Repeat the entries below exactly as they appear, with no pictures.

◆ ◆ ◆ ◆ ◆ ◆ ◆

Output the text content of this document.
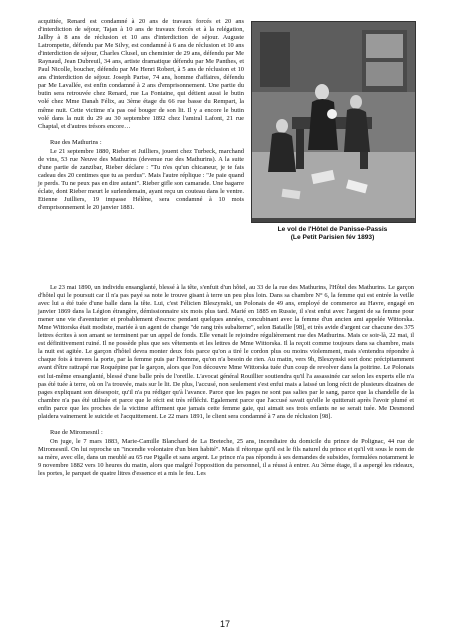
acquittée, Renard est condamné à 20 ans de travaux forcés et 20 ans d'interdiction de séjour, Tajan à 10 ans de travaux forcés et à la relégation, Jallby à 8 ans de réclusion et 10 ans d'interdiction de séjour. Auguste Latrompette, défendu par Me Silvy, est condamné à 6 ans de réclusion et 10 ans d'interdiction de séjour, Charles Clusel, un cheminier de 29 ans, défendu par Me Raynaud, Jean Dubreuil, 34 ans, artiste dramatique défendu par Me Panthes, et Paul Nicolle, boucher, défendu par Me Henri Robert, à 5 ans de réclusion et 10 ans d'interdiction de séjour. Joseph Parise, 74 ans, homme d'affaires, défendu par Me Lavallée, est enfin condamné à 2 ans d'emprisonnement. Une partie du butin sera retrouvée chez Renard, rue La Fontaine, qui détient aussi le butin volé chez Mme Danah Félix, au 3ème étage du 66 rue basse du Rempart, la même nuit. Cette victime n'a pas osé bouger de son lit. Il y a encore le butin volé dans la nuit du 29 au 30 septembre 1892 chez l'amiral Lafont, 21 rue Chaptal, et d'autres trésors encore…

Rue des Mathurins :

Le 21 septembre 1880, Rieber et Juilliers, jouent chez Turbeck, marchand de vins, 53 rue Neuve des Mathurins (devenue rue des Mathurins). A la suite d'une partie de zanzibar, Rieber déclare : "Tu n'es qu'un chicaneur, je te fais cadeau des 20 centimes que tu as perdus". Mais l'autre réplique : "Je paie quand je perds. Tu ne peux pas en dire autant". Rieber gifle son camarade. Une bagarre éclate, dont Rieber meurt le surlendemain, ayant reçu un couteau dans le ventre. Etienne Juilliers, 19 impasse Hélène, sera condamné à 10 mois d'emprisonnement le 20 janvier 1881.

Le vol de l'Hôtel de Panisse-Passis
(Le Petit Parisien fév 1893)

Le 23 mai 1890, un individu ensanglanté, blessé à la tête, s'enfuit d'un hôtel, au 33 de la rue des Mathurins, l'Hôtel des Mathurins. Le garçon d'hôtel qui le poursuit car il n'a pas payé sa note le trouve gisant à terre un peu plus loin. Dans sa chambre N° 6, la femme qui est entrée la veille avec lui a été tuée d'une balle dans la tête. Lui, c'est Félicien Bleszynski, un Polonais de 49 ans, employé de commerce au Havre, engagé en janvier 1869 dans la Légion étrangère, démissionnaire six mois plus tard. Marié en 1885 en Russie, il s'est enfui avec l'argent de sa femme pour mener une vie d'aventurier et probablement d'escroc pendant quelques années, concubinant avec la femme d'un ancien ami appelée Wittorska. Mme Wittorska était modiste, mariée à un agent de change "de rang très subalterne", selon Bataille [98], et très avide d'argent car chacune des 375 lettres écrites à son amant se terminent par un appel de fonds. Elle venait le rejoindre régulièrement rue des Mathurins. Mais ce soir-là, 22 mai, il est définitivement ruiné. Il ne possède plus que ses vêtements et les lettres de Mme Wittorska. Il la reçoit comme toujours dans sa chambre, mais la nuit est agitée. Le garçon d'hôtel devra monter deux fois parce qu'on a tiré le cordon plus ou moins violemment, mais s'entendra répondre à chaque fois à travers la porte, par la femme puis par l'homme, qu'on n'a besoin de rien. Au matin, vers 9h, Bleszynski sort donc précipitamment avant d'être rattrapé rue Roquépine par le garçon, alors que l'on découvre Mme Wittorska tuée d'un coup de revolver dans la poitrine. Le Polonais est lui-même ensanglanté, blessé d'une balle près de l'oreille. L'avocat général Rouillier soutiendra qu'il l'a assassinée car selon les experts elle n'a pas été tuée à terre, où on l'a trouvée, mais sur le lit. De plus, l'accusé, non seulement s'est enfui mais a laissé un long récit de plusieurs dizaines de pages expliquant son désespoir, qu'il n'a pu rédiger qu'à l'avance. Parce que les pages ne sont pas salies par le sang, parce que la chandelle de la chambre n'a pas été utilisée et parce que le récit est très réfléchi. Egalement parce que l'accusé savait qu'elle le quitterait après l'avoir plumé et enfin parce que les proches de la victime affirment que jamais cette femme gaie, qui aimait ses trois enfants ne se serait tuée. Me Desmond plaidera vainement le suicide et l'acquittement. Le 22 mars 1891, le client sera condamné à 7 ans de réclusion [98].

Rue de Miromesnil :

On juge, le 7 mars 1883, Marie-Camille Blanchard de La Breteche, 25 ans, incendiaire du domicile du prince de Polignac, 44 rue de Miromesnil. On lui reproche un "incendie volontaire d'un bien habité". Mais il rétorque qu'il est le fils naturel du prince et qu'il vit sous le nom de sa mère, avec elle, dans un meublé au 65 rue Pigalle et sans argent. Le prince n'a pas répondu à ses demandes de subsides, formulées notamment le 9 novembre 1882 vers 10 heures du matin, alors que malgré l'opposition du personnel, il a réussi à entrer. Au 3ème étage, il a aspergé les rideaux, les portes, le parquet de quatre litres d'essence et a mis le feu. Les

17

◆ ◆ ◆ ◆ ◆ ◆ ◆

» RESULT OF THE TASK
Output the text content of this document.
acquittée, Renard est condamné à 20 ans de travaux forcés et 20 ans d'interdiction de séjour, Tajan à 10 ans de travaux forcés et à la relégation, Jallby à 8 ans de réclusion et 10 ans d'interdiction de séjour. Auguste Latrompette, défendu par Me Silvy, est condamné à 6 ans de réclusion et 10 ans d'interdiction de séjour, Charles Clusel, un cheminier de 29 ans, défendu par Me Raynaud, Jean Dubreuil, 34 ans, artiste dramatique défendu par Me Panthes, et Paul Nicolle, boucher, défendu par Me Henri Robert, à 5 ans de réclusion et 10 ans d'interdiction de séjour. Joseph Parise, 74 ans, homme d'affaires, défendu par Me Lavallée, est enfin condamné à 2 ans d'emprisonnement. Une partie du butin sera retrouvée chez Renard, rue La Fontaine, qui détient aussi le butin volé chez Mme Danah Félix, au 3ème étage du 66 rue basse du Rempart, la même nuit. Cette victime n'a pas osé bouger de son lit. Il y a encore le butin volé dans la nuit du 29 au 30 septembre 1892 chez l'amiral Lafont, 21 rue Chaptal, et d'autres trésors encore…

Rue des Mathurins :

Le 21 septembre 1880, Rieber et Juilliers, jouent chez Turbeck, marchand de vins, 53 rue Neuve des Mathurins (devenue rue des Mathurins). A la suite d'une partie de zanzibar, Rieber déclare : "Tu n'es qu'un chicaneur, je te fais cadeau des 20 centimes que tu as perdus". Mais l'autre réplique : "Je paie quand je perds. Tu ne peux pas en dire autant". Rieber gifle son camarade. Une bagarre éclate, dont Rieber meurt le surlendemain, ayant reçu un couteau dans le ventre. Etienne Juilliers, 19 impasse Hélène, sera condamné à 10 mois d'emprisonnement le 20 janvier 1881.

Le vol de l'Hôtel de Panisse-Passis
(Le Petit Parisien fév 1893)

Le 23 mai 1890, un individu ensanglanté, blessé à la tête, s'enfuit d'un hôtel, au 33 de la rue des Mathurins, l'Hôtel des Mathurins. Le garçon d'hôtel qui le poursuit car il n'a pas payé sa note le trouve gisant à terre un peu plus loin. Dans sa chambre N° 6, la femme qui est entrée la veille avec lui a été tuée d'une balle dans la tête. Lui, c'est Félicien Bleszynski, un Polonais de 49 ans, employé de commerce au Havre, engagé en janvier 1869 dans la Légion étrangère, démissionnaire six mois plus tard. Marié en 1885 en Russie, il s'est enfui avec l'argent de sa femme pour mener une vie d'aventurier et probablement d'escroc pendant quelques années, concubinant avec la femme d'un ancien ami appelée Wittorska. Mme Wittorska était modiste, mariée à un agent de change "de rang très subalterne", selon Bataille [98], et très avide d'argent car chacune des 375 lettres écrites à son amant se terminent par un appel de fonds. Elle venait le rejoindre régulièrement rue des Mathurins. Mais ce soir-là, 22 mai, il est définitivement ruiné. Il ne possède plus que ses vêtements et les lettres de Mme Wittorska. Il la reçoit comme toujours dans sa chambre, mais la nuit est agitée. Le garçon d'hôtel devra monter deux fois parce qu'on a tiré le cordon plus ou moins violemment, mais s'entendra répondre à chaque fois à travers la porte, par la femme puis par l'homme, qu'on n'a besoin de rien. Au matin, vers 9h, Bleszynski sort donc précipitamment avant d'être rattrapé rue Roquépine par le garçon, alors que l'on découvre Mme Wittorska tuée d'un coup de revolver dans la poitrine. Le Polonais est lui-même ensanglanté, blessé d'une balle près de l'oreille. L'avocat général Rouillier soutiendra qu'il l'a assassinée car selon les experts elle n'a pas été tuée à terre, où on l'a trouvée, mais sur le lit. De plus, l'accusé, non seulement s'est enfui mais a laissé un long récit de plusieurs dizaines de pages expliquant son désespoir, qu'il n'a pu rédiger qu'à l'avance. Parce que les pages ne sont pas salies par le sang, parce que la chandelle de la chambre n'a pas été utilisée et parce que le récit est très réfléchi. Egalement parce que l'accusé savait qu'elle le quitterait après l'avoir plumé et enfin parce que les proches de la victime affirment que jamais cette femme gaie, qui aimait ses trois enfants ne se serait tuée. Me Desmond plaidera vainement le suicide et l'acquittement. Le 22 mars 1891, le client sera condamné à 7 ans de réclusion [98].

Rue de Miromesnil :

On juge, le 7 mars 1883, Marie-Camille Blanchard de La Breteche, 25 ans, incendiaire du domicile du prince de Polignac, 44 rue de Miromesnil. On lui reproche un "incendie volontaire d'un bien habité". Mais il rétorque qu'il est le fils naturel du prince et qu'il vit sous le nom de sa mère, avec elle, dans un meublé au 65 rue Pigalle et sans argent. Le prince n'a pas répondu à ses demandes de subsides, formulées notamment le 9 novembre 1882 vers 10 heures du matin, alors que malgré l'opposition du personnel, il a réussi à entrer. Au 3ème étage, il a aspergé les rideaux, les portes, le parquet de quatre litres d'essence et a mis le feu. Les

17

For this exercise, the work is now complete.